# WHAT TO PRODUCE:
Can you transcribe the data exactly? Leave the pictures out.

━━━ SUPPLIED RECORDS ━━━

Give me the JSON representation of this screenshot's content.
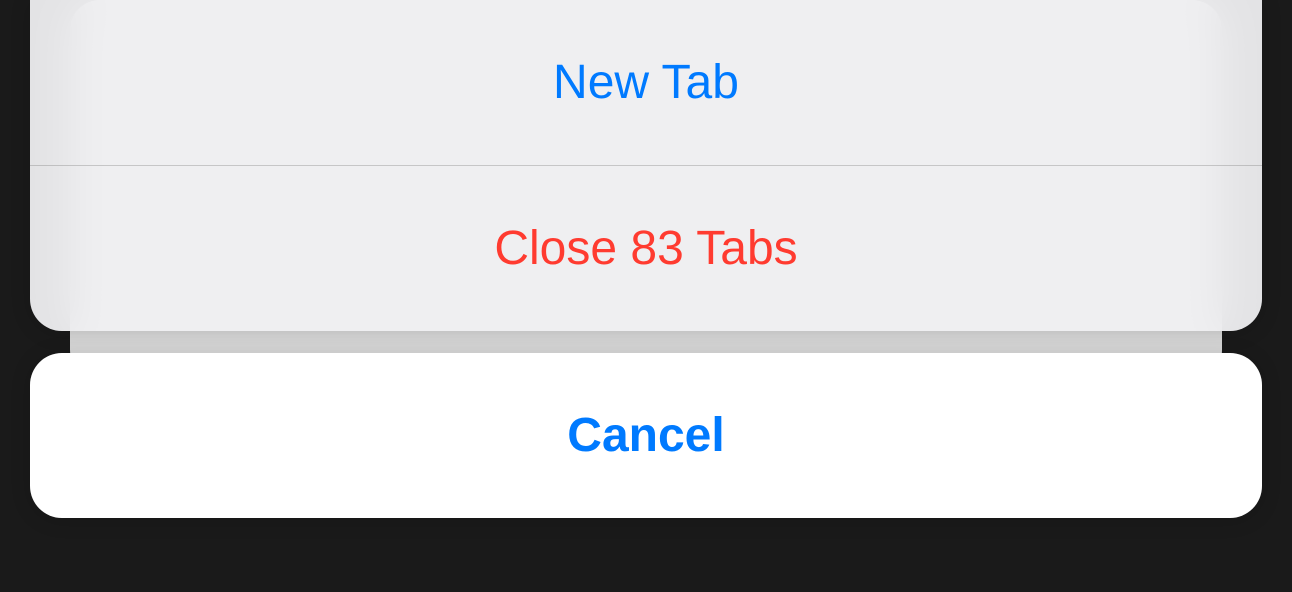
{
  "actionSheet": {
    "newTabLabel": "New Tab",
    "closeTabsLabel": "Close 83 Tabs",
    "cancelLabel": "Cancel"
  }
}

━━━

# ANSWER BELOW:
Give me the JSON representation of this screenshot's content.
{
  "actionSheet": {
    "newTabLabel": "New Tab",
    "closeTabsLabel": "Close 83 Tabs",
    "cancelLabel": "Cancel"
  }
}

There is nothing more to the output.